Page text:
The early 2000s was a beautiful time for piracy, and music download service LimeWire was one of the best. How else were you going to fill up your new MP3 that doubled as a USB stick? By downloading a few songs and viruses disguised as songs, of course!
It’s been 11 years since LimeWire perished, and no one has really missed it, even if they claim they do. (They actually just miss being young.) Nevertheless, the service is back, and it’s no longer about piracy. Instead, It’s about another sketchy service: NFTs!
Why is LimeWire selling NFTs?
Following the acquisition of LimeWire’s IP by Austrian entrepreneurs Paul and Julian Zehetmayr last year, the piracy platform is back… sans piracy. In a surprise turn, the retro revival is aimed at the opposite of digital piracy, NFTs. That’s right, spending thousands, if not millions, on a JPEG of an Ape for a faux sense of ownership.
LimeWire is now am NFT marketplace in the same vein as Opensea. Instead of allowing you to download music for free like the chad LimeWire, this sad version lets you pay for NFTs of musicians. What a downgrade.
Initially, the new platform supports a number of less-than-cared-about musical NFTs. The first wave of NFTs are attached to names such as “Travis Barker, Brandy, Nicky Jam, Soulja Boy.” Do people still care about Soulja Boy?

Extracted entries:

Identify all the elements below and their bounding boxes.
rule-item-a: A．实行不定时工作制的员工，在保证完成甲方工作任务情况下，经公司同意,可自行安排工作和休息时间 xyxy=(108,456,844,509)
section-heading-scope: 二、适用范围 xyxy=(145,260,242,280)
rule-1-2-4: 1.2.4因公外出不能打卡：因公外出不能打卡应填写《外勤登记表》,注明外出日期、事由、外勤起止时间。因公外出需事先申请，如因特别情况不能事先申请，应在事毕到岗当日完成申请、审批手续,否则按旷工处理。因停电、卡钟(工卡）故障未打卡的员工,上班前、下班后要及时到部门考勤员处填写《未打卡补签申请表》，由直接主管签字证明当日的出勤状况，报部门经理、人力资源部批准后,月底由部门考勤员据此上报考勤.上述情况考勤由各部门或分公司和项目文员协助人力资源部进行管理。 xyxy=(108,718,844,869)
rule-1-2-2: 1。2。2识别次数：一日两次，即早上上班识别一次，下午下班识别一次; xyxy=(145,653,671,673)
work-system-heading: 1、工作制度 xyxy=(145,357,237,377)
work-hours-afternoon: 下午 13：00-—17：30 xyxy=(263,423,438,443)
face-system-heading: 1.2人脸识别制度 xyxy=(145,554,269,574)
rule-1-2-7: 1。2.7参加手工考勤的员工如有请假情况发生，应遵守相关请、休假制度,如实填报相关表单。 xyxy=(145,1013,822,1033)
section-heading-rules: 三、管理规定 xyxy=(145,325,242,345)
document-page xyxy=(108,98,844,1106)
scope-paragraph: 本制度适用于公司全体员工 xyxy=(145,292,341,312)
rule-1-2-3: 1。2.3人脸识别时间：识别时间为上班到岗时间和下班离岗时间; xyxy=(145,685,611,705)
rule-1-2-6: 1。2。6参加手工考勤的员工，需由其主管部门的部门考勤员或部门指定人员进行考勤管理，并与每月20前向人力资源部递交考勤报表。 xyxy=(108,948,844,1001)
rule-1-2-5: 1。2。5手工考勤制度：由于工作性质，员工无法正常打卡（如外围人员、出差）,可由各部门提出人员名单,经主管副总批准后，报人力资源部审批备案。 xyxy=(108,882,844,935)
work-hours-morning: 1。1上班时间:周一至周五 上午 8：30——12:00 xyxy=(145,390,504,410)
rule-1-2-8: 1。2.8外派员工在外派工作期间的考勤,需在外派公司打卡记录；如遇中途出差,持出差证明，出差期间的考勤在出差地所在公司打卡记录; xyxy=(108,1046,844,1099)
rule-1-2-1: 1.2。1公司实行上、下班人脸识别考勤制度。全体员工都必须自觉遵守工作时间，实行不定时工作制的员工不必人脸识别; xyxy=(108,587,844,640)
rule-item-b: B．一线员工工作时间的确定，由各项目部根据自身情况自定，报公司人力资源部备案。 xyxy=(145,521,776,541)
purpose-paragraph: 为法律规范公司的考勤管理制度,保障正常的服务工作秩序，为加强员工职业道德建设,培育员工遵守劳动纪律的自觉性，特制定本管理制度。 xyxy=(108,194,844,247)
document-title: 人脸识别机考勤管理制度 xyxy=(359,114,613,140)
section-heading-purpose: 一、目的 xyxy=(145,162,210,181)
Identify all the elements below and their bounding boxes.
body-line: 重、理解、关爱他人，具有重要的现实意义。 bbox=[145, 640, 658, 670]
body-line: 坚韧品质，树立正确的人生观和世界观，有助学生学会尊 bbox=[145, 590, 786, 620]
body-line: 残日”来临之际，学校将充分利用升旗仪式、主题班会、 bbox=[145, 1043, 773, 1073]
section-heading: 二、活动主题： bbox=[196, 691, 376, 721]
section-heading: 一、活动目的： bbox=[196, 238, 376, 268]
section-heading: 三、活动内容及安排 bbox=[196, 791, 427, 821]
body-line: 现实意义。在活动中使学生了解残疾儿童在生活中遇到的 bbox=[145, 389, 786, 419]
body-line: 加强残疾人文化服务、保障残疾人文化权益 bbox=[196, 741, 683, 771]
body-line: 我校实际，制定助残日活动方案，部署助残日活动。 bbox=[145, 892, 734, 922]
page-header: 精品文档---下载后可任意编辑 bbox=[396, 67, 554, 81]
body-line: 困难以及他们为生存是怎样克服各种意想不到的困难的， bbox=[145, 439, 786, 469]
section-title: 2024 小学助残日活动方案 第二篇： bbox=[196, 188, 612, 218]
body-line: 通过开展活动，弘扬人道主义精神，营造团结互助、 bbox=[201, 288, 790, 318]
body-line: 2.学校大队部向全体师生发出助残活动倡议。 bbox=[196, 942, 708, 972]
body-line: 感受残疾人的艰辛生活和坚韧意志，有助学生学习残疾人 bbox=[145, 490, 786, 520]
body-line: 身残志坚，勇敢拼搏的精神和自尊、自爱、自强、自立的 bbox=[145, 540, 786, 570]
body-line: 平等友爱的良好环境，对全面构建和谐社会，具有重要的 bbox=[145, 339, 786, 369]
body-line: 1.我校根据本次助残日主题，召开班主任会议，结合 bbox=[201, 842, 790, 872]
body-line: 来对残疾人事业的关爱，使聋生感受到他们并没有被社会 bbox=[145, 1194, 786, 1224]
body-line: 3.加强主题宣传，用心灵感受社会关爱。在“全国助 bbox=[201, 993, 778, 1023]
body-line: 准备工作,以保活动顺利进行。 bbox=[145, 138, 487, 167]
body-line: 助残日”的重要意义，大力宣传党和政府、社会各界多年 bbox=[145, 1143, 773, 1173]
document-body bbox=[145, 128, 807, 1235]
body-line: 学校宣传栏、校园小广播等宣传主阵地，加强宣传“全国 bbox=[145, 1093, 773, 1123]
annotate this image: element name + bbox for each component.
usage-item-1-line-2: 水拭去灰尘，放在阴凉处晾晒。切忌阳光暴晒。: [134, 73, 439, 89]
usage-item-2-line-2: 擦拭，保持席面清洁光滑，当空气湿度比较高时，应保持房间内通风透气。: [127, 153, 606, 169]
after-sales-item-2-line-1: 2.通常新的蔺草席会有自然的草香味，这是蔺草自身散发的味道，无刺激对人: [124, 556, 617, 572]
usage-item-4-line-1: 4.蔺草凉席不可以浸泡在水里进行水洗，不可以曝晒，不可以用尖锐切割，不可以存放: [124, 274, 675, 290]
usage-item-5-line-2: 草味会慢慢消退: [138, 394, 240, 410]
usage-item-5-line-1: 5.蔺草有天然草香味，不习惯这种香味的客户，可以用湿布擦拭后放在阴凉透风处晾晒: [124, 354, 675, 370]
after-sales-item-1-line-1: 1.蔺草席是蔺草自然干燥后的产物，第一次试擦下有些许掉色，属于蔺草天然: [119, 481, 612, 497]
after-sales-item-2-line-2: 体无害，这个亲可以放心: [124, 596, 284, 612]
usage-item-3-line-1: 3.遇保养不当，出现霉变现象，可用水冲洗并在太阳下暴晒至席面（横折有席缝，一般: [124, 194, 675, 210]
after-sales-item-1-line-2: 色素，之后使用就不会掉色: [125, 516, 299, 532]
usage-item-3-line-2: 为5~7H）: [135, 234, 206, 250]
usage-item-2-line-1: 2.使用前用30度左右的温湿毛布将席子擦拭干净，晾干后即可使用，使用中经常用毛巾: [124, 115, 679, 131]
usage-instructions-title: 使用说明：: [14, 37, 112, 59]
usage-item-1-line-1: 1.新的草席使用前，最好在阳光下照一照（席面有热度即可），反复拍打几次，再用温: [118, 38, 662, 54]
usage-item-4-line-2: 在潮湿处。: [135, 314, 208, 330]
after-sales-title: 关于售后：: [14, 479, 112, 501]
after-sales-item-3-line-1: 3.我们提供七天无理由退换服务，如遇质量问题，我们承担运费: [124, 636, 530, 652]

Directions:
1. In the LimeWire article, who bought LimeWire's IP?
2. Write out the passage of the LimeWire article starting at "Why is LimeWire" and ending at "sense of ownership.".

Solutions:
1. Austrian entrepreneurs Paul and Julian Zehetmayr.

2.
Why is LimeWire selling NFTs?
Following the acquisition of LimeWire’s IP by Austrian entrepreneurs Paul and Julian Zehetmayr last year, the piracy platform is back… sans piracy. In a surprise turn, the retro revival is aimed at the opposite of digital piracy, NFTs. That’s right, spending thousands, if not millions, on a JPEG of an Ape for a faux sense of ownership.